## REQUIRED TASK
Copy each line with the word "true" in it.

## DATASET ROWS
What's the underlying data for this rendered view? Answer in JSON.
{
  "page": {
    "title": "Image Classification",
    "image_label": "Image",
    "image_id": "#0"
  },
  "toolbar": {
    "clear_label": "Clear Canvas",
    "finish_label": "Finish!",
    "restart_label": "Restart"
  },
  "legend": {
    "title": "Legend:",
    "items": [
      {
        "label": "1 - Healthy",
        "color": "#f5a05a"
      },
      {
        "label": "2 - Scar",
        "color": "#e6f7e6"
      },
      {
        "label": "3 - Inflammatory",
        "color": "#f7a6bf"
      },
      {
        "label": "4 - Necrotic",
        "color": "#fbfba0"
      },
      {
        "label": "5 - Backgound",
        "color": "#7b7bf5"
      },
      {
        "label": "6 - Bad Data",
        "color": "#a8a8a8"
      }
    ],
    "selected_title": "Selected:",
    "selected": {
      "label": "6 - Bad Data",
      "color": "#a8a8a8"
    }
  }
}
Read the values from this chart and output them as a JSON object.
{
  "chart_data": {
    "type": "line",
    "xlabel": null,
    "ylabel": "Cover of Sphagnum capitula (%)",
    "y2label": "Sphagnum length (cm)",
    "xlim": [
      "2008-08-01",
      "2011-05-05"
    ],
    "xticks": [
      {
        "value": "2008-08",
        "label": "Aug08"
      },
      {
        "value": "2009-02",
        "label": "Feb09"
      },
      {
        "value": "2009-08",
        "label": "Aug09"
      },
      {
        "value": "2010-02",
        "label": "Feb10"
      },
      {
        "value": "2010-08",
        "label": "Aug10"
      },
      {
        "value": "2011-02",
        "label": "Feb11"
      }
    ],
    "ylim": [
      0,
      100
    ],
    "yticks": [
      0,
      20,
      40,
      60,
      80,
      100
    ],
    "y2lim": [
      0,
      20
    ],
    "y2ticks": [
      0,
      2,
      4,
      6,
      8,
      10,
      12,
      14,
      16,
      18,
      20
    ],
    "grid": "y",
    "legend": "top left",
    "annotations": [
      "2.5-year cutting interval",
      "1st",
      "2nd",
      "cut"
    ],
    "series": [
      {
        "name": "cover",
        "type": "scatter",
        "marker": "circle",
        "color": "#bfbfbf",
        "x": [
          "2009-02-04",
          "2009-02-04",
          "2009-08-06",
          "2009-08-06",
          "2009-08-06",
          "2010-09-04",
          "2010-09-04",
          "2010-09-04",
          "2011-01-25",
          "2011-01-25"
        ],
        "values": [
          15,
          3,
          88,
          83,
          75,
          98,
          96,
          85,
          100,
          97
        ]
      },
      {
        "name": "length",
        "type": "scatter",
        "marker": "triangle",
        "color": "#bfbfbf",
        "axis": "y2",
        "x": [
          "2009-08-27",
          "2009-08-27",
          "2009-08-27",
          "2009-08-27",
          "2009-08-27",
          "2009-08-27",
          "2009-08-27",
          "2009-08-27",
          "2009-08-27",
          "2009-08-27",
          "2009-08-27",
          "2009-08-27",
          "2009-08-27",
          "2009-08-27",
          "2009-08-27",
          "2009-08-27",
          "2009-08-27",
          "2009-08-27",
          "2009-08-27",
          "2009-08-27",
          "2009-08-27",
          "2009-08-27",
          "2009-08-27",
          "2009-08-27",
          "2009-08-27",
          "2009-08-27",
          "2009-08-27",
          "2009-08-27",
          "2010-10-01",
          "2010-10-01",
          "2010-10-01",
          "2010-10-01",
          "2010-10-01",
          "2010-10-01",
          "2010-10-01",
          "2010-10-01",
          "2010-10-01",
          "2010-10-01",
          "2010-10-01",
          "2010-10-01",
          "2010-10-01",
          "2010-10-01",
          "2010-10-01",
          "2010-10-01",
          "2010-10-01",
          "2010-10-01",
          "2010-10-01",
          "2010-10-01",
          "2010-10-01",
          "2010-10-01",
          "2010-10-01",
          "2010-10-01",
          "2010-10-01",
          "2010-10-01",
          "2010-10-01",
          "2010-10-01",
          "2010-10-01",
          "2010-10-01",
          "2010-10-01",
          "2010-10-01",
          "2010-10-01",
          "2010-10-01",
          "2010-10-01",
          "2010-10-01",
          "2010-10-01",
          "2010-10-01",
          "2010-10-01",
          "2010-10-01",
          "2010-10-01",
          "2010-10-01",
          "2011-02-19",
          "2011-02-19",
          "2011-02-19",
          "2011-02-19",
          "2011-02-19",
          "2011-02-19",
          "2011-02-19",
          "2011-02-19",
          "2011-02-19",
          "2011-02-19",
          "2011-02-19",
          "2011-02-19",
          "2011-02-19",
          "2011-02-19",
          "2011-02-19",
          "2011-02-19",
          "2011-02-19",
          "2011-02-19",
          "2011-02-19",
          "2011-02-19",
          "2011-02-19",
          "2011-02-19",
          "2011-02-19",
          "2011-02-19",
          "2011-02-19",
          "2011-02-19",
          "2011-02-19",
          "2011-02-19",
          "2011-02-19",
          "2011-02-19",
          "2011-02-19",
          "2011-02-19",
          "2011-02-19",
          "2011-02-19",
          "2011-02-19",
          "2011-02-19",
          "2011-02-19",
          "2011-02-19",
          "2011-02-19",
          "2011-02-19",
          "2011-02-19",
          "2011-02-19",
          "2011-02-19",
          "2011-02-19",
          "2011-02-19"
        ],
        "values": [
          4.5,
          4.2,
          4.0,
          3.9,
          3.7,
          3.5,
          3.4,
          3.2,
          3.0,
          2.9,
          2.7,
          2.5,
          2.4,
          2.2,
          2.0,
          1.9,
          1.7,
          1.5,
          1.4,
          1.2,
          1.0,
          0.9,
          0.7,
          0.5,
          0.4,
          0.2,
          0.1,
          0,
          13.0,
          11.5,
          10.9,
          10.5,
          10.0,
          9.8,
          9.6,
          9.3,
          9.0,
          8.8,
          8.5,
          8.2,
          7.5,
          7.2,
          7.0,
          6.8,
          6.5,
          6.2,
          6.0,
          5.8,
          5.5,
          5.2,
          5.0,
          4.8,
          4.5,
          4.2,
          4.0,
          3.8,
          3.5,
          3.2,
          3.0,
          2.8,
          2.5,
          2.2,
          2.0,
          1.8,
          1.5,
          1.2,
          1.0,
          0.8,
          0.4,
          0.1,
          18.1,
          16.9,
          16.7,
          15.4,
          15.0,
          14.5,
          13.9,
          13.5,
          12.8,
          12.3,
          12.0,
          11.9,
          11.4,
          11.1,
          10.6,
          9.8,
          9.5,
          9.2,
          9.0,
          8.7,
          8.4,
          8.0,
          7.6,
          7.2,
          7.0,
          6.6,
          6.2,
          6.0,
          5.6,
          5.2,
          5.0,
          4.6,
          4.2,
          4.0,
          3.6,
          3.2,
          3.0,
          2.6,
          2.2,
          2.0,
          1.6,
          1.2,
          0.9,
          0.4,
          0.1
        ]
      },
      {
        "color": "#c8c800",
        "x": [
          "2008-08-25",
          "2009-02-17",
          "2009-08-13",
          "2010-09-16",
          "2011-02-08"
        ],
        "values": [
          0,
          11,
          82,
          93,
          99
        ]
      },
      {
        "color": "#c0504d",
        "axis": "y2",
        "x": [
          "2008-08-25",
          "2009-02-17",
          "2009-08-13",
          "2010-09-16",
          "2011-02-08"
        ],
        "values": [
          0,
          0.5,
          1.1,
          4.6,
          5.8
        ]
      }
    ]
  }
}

...

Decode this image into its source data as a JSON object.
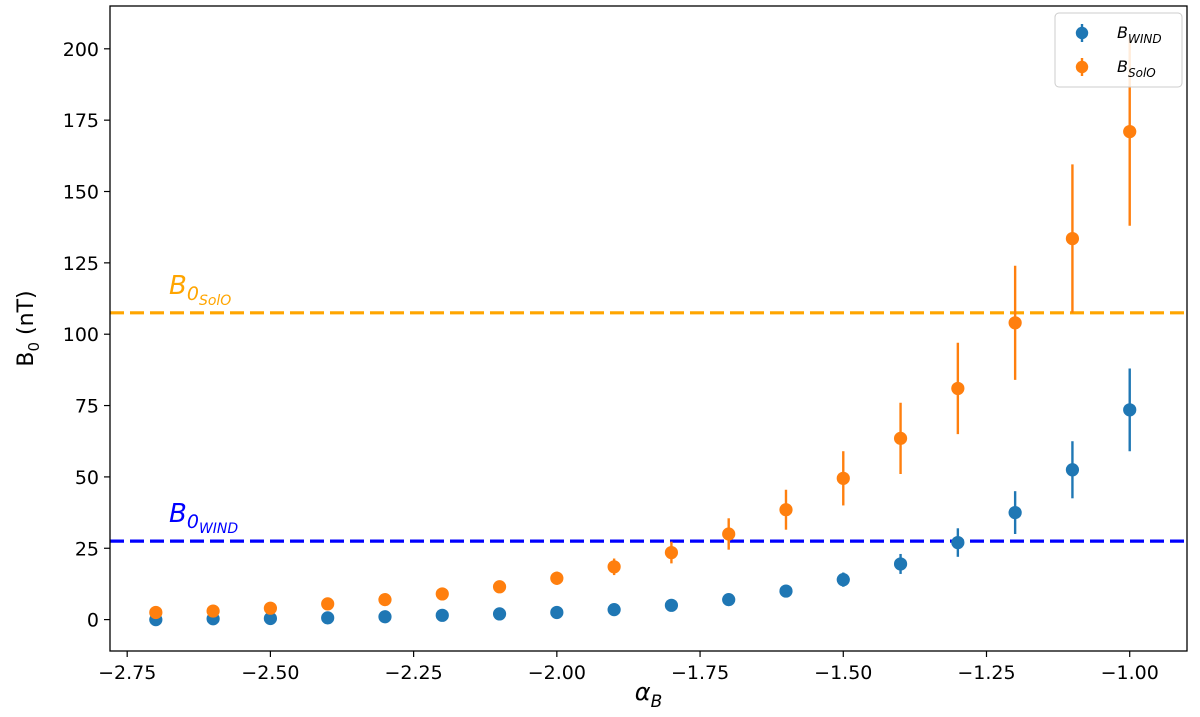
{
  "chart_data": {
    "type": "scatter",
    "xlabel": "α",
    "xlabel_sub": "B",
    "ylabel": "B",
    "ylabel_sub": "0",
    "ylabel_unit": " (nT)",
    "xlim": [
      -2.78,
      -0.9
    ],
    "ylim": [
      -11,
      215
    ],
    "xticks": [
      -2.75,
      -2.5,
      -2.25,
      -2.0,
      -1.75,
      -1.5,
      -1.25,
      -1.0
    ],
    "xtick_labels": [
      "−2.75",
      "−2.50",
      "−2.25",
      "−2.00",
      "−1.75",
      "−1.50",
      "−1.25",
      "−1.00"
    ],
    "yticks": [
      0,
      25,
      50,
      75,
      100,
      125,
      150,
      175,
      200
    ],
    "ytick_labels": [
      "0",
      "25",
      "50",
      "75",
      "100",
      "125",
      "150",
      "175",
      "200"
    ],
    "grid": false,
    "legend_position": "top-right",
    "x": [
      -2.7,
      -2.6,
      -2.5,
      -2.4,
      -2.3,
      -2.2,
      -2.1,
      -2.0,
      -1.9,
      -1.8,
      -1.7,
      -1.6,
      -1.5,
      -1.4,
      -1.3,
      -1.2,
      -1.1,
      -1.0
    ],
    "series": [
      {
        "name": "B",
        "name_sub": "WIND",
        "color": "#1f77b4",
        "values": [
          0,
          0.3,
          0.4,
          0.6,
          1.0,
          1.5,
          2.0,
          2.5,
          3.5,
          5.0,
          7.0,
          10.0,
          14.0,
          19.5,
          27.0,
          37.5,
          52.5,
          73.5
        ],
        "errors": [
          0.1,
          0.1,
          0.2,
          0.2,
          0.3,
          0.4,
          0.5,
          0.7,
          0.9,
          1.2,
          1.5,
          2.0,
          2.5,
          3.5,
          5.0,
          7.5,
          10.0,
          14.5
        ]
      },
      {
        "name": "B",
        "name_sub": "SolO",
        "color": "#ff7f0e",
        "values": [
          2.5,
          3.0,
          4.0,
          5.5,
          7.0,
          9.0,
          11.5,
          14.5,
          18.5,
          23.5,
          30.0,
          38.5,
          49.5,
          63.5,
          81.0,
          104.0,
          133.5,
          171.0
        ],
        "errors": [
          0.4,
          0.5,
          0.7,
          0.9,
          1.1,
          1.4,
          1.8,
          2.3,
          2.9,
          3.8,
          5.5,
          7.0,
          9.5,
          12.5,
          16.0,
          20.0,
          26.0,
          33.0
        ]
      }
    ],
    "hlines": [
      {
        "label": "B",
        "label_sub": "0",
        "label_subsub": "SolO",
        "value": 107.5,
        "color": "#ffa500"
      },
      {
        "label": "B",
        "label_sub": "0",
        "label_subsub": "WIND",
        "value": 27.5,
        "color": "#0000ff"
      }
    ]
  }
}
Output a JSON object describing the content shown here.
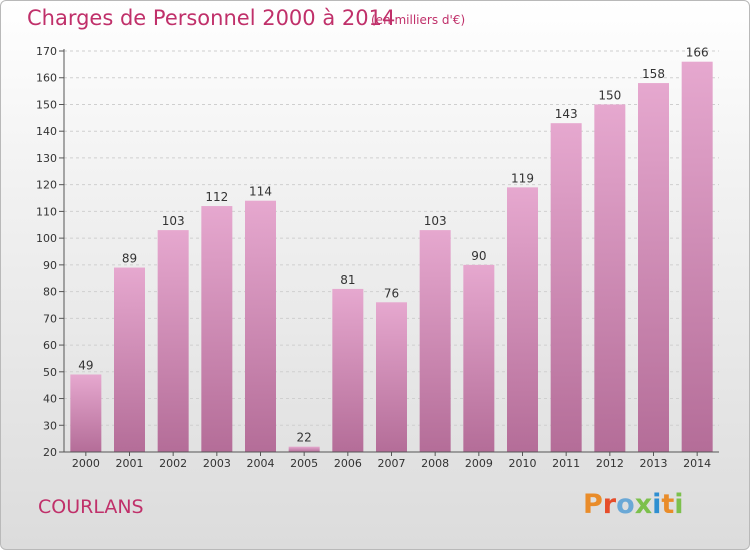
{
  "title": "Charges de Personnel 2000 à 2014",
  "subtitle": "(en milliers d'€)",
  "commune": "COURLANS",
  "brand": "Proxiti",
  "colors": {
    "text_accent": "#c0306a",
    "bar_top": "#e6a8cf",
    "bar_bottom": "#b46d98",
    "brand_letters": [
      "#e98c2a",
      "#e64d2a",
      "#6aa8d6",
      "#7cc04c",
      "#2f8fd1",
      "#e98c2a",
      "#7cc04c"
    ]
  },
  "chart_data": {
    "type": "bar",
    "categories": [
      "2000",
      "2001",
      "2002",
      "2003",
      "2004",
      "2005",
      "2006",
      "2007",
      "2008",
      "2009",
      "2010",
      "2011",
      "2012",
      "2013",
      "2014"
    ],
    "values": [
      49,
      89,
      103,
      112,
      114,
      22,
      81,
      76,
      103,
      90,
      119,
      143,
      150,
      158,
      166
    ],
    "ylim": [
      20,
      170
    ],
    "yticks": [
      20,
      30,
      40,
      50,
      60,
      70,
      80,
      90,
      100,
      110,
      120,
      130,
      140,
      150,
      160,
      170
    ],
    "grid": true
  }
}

--

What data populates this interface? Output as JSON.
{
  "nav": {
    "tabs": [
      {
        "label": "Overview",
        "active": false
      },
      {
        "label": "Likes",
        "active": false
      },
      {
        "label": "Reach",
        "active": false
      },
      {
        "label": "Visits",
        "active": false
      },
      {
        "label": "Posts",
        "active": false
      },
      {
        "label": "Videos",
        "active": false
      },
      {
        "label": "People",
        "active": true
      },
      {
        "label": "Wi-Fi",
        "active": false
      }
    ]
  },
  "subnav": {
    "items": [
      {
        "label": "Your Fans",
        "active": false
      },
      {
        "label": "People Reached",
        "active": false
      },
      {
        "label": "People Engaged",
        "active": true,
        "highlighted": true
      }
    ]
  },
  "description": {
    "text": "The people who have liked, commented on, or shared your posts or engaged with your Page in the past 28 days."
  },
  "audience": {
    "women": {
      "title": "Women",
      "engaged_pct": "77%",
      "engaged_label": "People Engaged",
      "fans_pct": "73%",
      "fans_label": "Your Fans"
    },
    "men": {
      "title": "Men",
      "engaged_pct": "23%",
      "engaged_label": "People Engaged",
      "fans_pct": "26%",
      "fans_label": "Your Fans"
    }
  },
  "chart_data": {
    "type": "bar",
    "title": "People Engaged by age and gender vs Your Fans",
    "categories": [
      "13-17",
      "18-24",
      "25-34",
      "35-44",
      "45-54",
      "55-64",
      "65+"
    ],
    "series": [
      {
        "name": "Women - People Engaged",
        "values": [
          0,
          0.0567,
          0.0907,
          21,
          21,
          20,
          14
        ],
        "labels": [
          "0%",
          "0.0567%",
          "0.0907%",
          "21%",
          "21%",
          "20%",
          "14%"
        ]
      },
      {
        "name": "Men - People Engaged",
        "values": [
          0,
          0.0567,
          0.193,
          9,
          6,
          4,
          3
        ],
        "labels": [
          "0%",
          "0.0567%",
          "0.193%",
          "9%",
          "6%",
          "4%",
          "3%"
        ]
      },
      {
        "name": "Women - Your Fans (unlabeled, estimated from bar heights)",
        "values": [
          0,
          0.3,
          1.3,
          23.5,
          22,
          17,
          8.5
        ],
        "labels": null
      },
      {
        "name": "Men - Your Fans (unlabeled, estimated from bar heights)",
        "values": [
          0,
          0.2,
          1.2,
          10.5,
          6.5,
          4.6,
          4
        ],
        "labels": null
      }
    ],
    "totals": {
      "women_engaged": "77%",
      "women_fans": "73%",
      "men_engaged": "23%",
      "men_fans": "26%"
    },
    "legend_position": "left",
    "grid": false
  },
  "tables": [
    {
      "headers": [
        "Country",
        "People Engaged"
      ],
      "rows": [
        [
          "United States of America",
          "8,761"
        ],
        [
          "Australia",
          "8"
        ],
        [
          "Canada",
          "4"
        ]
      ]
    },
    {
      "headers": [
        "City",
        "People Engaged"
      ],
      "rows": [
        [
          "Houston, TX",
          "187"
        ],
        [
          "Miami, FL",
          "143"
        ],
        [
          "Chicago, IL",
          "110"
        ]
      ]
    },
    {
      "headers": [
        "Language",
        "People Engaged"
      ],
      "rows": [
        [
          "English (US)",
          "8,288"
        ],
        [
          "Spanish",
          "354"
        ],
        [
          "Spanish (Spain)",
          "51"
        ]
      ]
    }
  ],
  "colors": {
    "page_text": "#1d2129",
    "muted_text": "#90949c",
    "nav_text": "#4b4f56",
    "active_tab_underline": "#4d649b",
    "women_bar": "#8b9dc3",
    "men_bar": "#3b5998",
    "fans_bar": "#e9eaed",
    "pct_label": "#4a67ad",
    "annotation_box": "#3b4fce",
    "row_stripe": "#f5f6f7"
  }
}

## THE COMPLETED TASK
    "grid": true
        "active": true
        "active": true,
        "highlighted": true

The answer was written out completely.